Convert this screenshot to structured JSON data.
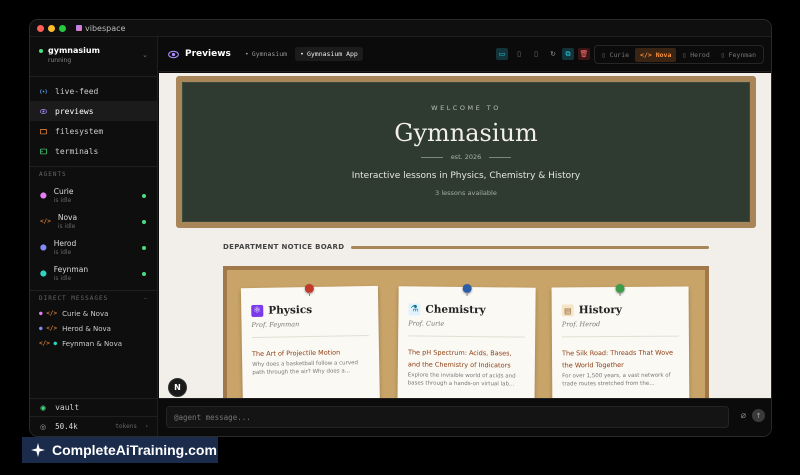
{
  "window": {
    "title": "vibespace",
    "traffic": [
      "#ff5f57",
      "#febc2e",
      "#28c840"
    ]
  },
  "workspace": {
    "name": "gymnasium",
    "status": "running"
  },
  "nav": [
    {
      "label": "live-feed",
      "icon": "signal-icon",
      "color": "#60a5fa"
    },
    {
      "label": "previews",
      "icon": "eye-icon",
      "color": "#a78bfa"
    },
    {
      "label": "filesystem",
      "icon": "folder-icon",
      "color": "#fb923c"
    },
    {
      "label": "terminals",
      "icon": "terminal-icon",
      "color": "#4ade80"
    }
  ],
  "agents_header": "AGENTS",
  "agents": [
    {
      "name": "Curie",
      "status": "is idle",
      "color": "#e879f9"
    },
    {
      "name": "Nova",
      "status": "is idle",
      "color": "#fb923c"
    },
    {
      "name": "Herod",
      "status": "is idle",
      "color": "#818cf8"
    },
    {
      "name": "Feynman",
      "status": "is idle",
      "color": "#2dd4bf"
    }
  ],
  "dm_header": "DIRECT MESSAGES",
  "dms": [
    {
      "label": "Curie & Nova"
    },
    {
      "label": "Herod & Nova"
    },
    {
      "label": "Feynman & Nova"
    }
  ],
  "vault": "vault",
  "tokens": {
    "value": "50.4k",
    "label": "tokens"
  },
  "topbar": {
    "title": "Previews",
    "tabs": [
      "Gymnasium",
      "Gymnasium App"
    ],
    "switcher": [
      "Curie",
      "Nova",
      "Herod",
      "Feynman"
    ]
  },
  "preview": {
    "welcome": "WELCOME TO",
    "title": "Gymnasium",
    "est": "est. 2026",
    "subtitle": "Interactive lessons in Physics, Chemistry & History",
    "lessons_count": "3 lessons available",
    "notice_title": "DEPARTMENT NOTICE BOARD",
    "cards": [
      {
        "subject": "Physics",
        "prof": "Prof. Feynman",
        "lesson": "The Art of Projectile Motion",
        "desc": "Why does a basketball follow a curved path through the air? Why does a...",
        "pin": "#c0392b",
        "icon": "atom-icon",
        "iconGlyph": "⚛",
        "iconBg": "#7c3aed"
      },
      {
        "subject": "Chemistry",
        "prof": "Prof. Curie",
        "lesson": "The pH Spectrum: Acids, Bases, and the Chemistry of Indicators",
        "desc": "Explore the invisible world of acids and bases through a hands-on virtual lab...",
        "pin": "#2c5ea8",
        "icon": "flask-icon",
        "iconGlyph": "⚗",
        "iconBg": "#e0f2fe"
      },
      {
        "subject": "History",
        "prof": "Prof. Herod",
        "lesson": "The Silk Road: Threads That Wove the World Together",
        "desc": "For over 1,500 years, a vast network of trade routes stretched from the...",
        "pin": "#3f9c4a",
        "icon": "scroll-icon",
        "iconGlyph": "📜",
        "iconBg": "#f5e6c8"
      }
    ]
  },
  "badge": "N",
  "composer": {
    "placeholder": "@agent message..."
  },
  "watermark": "CompleteAiTraining.com"
}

=== Aim ===
The records above need to be restated word for word, with the pictures left out.

=== Full response ===
Convert this screenshot to structured JSON data.
{
  "window": {
    "title": "vibespace",
    "traffic": [
      "#ff5f57",
      "#febc2e",
      "#28c840"
    ]
  },
  "workspace": {
    "name": "gymnasium",
    "status": "running"
  },
  "nav": [
    {
      "label": "live-feed",
      "icon": "signal-icon",
      "color": "#60a5fa"
    },
    {
      "label": "previews",
      "icon": "eye-icon",
      "color": "#a78bfa"
    },
    {
      "label": "filesystem",
      "icon": "folder-icon",
      "color": "#fb923c"
    },
    {
      "label": "terminals",
      "icon": "terminal-icon",
      "color": "#4ade80"
    }
  ],
  "agents_header": "AGENTS",
  "agents": [
    {
      "name": "Curie",
      "status": "is idle",
      "color": "#e879f9"
    },
    {
      "name": "Nova",
      "status": "is idle",
      "color": "#fb923c"
    },
    {
      "name": "Herod",
      "status": "is idle",
      "color": "#818cf8"
    },
    {
      "name": "Feynman",
      "status": "is idle",
      "color": "#2dd4bf"
    }
  ],
  "dm_header": "DIRECT MESSAGES",
  "dms": [
    {
      "label": "Curie & Nova"
    },
    {
      "label": "Herod & Nova"
    },
    {
      "label": "Feynman & Nova"
    }
  ],
  "vault": "vault",
  "tokens": {
    "value": "50.4k",
    "label": "tokens"
  },
  "topbar": {
    "title": "Previews",
    "tabs": [
      "Gymnasium",
      "Gymnasium App"
    ],
    "switcher": [
      "Curie",
      "Nova",
      "Herod",
      "Feynman"
    ]
  },
  "preview": {
    "welcome": "WELCOME TO",
    "title": "Gymnasium",
    "est": "est. 2026",
    "subtitle": "Interactive lessons in Physics, Chemistry & History",
    "lessons_count": "3 lessons available",
    "notice_title": "DEPARTMENT NOTICE BOARD",
    "cards": [
      {
        "subject": "Physics",
        "prof": "Prof. Feynman",
        "lesson": "The Art of Projectile Motion",
        "desc": "Why does a basketball follow a curved path through the air? Why does a...",
        "pin": "#c0392b",
        "icon": "atom-icon",
        "iconGlyph": "⚛",
        "iconBg": "#7c3aed"
      },
      {
        "subject": "Chemistry",
        "prof": "Prof. Curie",
        "lesson": "The pH Spectrum: Acids, Bases, and the Chemistry of Indicators",
        "desc": "Explore the invisible world of acids and bases through a hands-on virtual lab...",
        "pin": "#2c5ea8",
        "icon": "flask-icon",
        "iconGlyph": "⚗",
        "iconBg": "#e0f2fe"
      },
      {
        "subject": "History",
        "prof": "Prof. Herod",
        "lesson": "The Silk Road: Threads That Wove the World Together",
        "desc": "For over 1,500 years, a vast network of trade routes stretched from the...",
        "pin": "#3f9c4a",
        "icon": "scroll-icon",
        "iconGlyph": "📜",
        "iconBg": "#f5e6c8"
      }
    ]
  },
  "badge": "N",
  "composer": {
    "placeholder": "@agent message..."
  },
  "watermark": "CompleteAiTraining.com"
}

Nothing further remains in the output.